*GOAL*. Wherever a line holds the word "years", copy that line out.

*GIVEN DATA*.
* begin *
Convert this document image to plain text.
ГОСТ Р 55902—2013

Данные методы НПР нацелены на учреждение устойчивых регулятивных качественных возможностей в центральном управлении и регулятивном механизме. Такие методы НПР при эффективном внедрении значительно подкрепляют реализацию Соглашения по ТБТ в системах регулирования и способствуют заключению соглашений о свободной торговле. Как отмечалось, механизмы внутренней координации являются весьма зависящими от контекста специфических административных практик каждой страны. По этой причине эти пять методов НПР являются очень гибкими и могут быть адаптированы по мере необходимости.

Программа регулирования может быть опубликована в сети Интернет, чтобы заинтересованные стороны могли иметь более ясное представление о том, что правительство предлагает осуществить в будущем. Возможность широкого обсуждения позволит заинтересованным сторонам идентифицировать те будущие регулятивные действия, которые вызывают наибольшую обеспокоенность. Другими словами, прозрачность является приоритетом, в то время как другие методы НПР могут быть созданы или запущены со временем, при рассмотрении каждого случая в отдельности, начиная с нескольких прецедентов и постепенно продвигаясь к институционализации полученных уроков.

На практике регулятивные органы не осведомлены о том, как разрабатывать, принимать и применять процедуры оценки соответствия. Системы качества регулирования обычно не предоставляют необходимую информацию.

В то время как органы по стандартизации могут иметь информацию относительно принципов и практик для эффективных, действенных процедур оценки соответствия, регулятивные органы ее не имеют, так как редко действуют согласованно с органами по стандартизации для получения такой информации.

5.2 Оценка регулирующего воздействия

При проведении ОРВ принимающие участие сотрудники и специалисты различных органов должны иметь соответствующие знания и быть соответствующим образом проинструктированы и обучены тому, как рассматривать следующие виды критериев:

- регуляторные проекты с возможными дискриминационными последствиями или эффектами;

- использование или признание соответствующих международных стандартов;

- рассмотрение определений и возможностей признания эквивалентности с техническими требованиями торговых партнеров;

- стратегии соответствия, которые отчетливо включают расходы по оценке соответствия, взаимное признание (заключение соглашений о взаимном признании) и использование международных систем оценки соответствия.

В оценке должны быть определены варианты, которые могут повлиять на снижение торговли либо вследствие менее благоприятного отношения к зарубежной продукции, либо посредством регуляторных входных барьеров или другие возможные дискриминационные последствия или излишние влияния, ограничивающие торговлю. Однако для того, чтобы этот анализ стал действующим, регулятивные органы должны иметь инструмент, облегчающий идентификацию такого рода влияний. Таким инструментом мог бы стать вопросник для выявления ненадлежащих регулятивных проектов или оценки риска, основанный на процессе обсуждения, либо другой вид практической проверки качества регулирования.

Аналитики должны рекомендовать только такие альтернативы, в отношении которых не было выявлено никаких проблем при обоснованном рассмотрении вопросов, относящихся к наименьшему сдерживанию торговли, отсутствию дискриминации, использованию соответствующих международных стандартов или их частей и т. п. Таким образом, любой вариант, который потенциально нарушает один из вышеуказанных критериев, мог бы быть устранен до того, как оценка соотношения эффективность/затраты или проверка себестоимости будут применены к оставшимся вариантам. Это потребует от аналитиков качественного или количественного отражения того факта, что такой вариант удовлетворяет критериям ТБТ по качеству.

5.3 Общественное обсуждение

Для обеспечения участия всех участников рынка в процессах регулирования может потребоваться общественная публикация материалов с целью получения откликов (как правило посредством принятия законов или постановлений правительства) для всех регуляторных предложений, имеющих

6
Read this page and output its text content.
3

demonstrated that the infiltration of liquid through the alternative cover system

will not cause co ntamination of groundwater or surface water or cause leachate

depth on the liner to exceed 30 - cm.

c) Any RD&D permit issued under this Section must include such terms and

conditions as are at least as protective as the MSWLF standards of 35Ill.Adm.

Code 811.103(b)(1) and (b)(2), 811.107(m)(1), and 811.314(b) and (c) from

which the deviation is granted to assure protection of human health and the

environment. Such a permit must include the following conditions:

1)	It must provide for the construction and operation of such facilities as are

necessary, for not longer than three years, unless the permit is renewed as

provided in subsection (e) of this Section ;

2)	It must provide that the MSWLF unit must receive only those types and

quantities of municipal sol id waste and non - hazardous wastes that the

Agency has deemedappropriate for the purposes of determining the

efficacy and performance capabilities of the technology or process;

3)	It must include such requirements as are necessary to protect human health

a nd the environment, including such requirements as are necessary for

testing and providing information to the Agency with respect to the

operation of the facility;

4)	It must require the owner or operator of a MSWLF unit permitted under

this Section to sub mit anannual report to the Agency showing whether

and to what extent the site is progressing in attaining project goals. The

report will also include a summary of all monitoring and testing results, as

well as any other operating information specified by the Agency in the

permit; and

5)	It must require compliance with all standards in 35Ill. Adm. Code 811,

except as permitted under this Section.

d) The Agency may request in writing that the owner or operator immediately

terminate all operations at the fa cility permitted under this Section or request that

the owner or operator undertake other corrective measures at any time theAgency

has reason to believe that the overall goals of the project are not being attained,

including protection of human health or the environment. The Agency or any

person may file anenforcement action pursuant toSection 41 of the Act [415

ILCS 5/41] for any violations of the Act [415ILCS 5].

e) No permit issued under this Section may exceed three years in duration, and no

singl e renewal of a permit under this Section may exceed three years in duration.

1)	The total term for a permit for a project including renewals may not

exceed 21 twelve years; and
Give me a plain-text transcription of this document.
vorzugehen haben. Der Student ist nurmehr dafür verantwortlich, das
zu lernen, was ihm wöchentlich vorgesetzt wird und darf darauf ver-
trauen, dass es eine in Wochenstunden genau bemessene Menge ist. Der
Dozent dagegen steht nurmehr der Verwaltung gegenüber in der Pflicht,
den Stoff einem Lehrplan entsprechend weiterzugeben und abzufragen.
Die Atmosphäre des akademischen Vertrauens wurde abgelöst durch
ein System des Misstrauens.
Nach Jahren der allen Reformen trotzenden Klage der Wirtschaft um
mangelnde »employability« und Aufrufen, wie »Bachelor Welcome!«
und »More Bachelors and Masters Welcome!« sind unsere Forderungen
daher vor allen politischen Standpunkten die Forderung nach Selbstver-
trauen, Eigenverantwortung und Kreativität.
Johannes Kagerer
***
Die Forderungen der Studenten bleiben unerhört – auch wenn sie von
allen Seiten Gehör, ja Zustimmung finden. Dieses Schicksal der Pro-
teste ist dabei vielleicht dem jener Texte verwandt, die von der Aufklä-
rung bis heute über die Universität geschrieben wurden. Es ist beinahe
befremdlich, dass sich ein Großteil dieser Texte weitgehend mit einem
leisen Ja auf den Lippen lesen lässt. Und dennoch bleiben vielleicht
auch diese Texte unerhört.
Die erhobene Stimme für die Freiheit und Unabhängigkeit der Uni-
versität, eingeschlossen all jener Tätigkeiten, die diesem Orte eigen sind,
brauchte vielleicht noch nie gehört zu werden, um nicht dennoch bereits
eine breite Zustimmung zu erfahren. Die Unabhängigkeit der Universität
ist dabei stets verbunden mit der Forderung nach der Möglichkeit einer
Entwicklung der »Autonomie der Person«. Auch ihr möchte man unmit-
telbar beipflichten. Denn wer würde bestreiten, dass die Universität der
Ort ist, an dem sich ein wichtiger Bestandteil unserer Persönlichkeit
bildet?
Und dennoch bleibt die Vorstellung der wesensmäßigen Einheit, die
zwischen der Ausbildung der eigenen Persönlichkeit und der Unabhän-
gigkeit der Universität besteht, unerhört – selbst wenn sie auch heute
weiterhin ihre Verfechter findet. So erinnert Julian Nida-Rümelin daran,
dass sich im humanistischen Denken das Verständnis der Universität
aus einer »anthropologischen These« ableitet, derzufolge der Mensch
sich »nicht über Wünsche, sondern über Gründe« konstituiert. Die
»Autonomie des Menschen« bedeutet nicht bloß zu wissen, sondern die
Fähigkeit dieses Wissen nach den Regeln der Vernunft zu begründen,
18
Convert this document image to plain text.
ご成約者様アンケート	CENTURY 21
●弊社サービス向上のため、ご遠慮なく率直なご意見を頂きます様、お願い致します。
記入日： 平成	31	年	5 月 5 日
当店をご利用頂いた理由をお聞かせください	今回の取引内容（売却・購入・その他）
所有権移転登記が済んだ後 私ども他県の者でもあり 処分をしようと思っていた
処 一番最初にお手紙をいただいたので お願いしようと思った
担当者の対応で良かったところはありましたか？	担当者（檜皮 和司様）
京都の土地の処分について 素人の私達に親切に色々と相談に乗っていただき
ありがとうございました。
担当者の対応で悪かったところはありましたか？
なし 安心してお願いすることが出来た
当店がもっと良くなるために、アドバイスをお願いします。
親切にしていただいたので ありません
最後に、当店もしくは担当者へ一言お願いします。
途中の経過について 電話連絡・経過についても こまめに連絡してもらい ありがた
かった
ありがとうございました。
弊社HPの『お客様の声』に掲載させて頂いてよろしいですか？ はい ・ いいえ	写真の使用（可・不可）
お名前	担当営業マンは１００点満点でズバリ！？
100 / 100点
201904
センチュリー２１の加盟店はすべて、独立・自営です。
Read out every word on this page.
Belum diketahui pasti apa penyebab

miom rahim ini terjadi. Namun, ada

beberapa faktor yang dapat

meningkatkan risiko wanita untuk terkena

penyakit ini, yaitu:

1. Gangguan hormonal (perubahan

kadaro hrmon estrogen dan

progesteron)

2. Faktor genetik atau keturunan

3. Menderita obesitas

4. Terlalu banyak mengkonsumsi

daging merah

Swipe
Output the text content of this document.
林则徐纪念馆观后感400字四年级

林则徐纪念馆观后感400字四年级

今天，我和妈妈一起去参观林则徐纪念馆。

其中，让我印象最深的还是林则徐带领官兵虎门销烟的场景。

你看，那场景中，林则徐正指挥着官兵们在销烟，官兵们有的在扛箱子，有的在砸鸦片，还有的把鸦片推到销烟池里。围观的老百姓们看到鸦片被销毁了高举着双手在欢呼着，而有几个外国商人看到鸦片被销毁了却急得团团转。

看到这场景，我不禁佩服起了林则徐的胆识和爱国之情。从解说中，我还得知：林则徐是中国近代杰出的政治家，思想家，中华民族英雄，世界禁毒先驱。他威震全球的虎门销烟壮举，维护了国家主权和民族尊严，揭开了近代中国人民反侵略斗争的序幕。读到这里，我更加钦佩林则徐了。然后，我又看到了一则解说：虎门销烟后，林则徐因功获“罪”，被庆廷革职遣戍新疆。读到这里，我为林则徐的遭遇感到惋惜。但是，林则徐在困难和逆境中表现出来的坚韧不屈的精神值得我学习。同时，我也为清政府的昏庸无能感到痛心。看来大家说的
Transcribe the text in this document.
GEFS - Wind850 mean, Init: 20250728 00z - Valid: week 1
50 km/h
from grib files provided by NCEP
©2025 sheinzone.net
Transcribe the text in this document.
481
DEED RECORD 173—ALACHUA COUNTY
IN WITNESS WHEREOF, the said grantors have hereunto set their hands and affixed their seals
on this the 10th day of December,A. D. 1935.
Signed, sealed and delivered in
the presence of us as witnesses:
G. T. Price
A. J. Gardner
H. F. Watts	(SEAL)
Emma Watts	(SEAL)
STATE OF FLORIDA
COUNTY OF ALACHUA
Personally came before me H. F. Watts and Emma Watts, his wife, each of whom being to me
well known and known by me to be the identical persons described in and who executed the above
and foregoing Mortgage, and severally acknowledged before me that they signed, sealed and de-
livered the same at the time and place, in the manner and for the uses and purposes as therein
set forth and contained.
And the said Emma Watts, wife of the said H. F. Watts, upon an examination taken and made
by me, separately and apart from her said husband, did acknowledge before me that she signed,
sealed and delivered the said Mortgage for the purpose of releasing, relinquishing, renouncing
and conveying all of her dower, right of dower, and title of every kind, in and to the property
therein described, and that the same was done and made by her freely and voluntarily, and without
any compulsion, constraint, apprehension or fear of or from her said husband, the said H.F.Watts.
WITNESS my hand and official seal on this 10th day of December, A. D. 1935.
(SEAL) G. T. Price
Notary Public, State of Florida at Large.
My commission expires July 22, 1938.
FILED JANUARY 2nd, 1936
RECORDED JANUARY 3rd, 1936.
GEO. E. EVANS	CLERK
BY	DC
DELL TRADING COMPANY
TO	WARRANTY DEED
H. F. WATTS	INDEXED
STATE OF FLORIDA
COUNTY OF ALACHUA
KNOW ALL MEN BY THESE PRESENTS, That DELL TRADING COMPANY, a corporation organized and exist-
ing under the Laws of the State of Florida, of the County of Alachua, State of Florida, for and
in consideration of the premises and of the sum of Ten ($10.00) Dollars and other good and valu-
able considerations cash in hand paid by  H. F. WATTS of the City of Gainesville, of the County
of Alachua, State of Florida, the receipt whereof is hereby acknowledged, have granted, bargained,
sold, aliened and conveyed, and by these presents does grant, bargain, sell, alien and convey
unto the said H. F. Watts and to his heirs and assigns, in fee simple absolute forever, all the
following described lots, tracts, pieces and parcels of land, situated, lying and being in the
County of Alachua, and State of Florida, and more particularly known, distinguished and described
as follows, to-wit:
* end *
*ANSWER TO THIS TASK*.
necessary, for not longer than three years, unless the permit is renewed as
e) No permit issued under this Section may exceed three years in duration, and no
singl e renewal of a permit under this Section may exceed three years in duration.
exceed 21 twelve years; and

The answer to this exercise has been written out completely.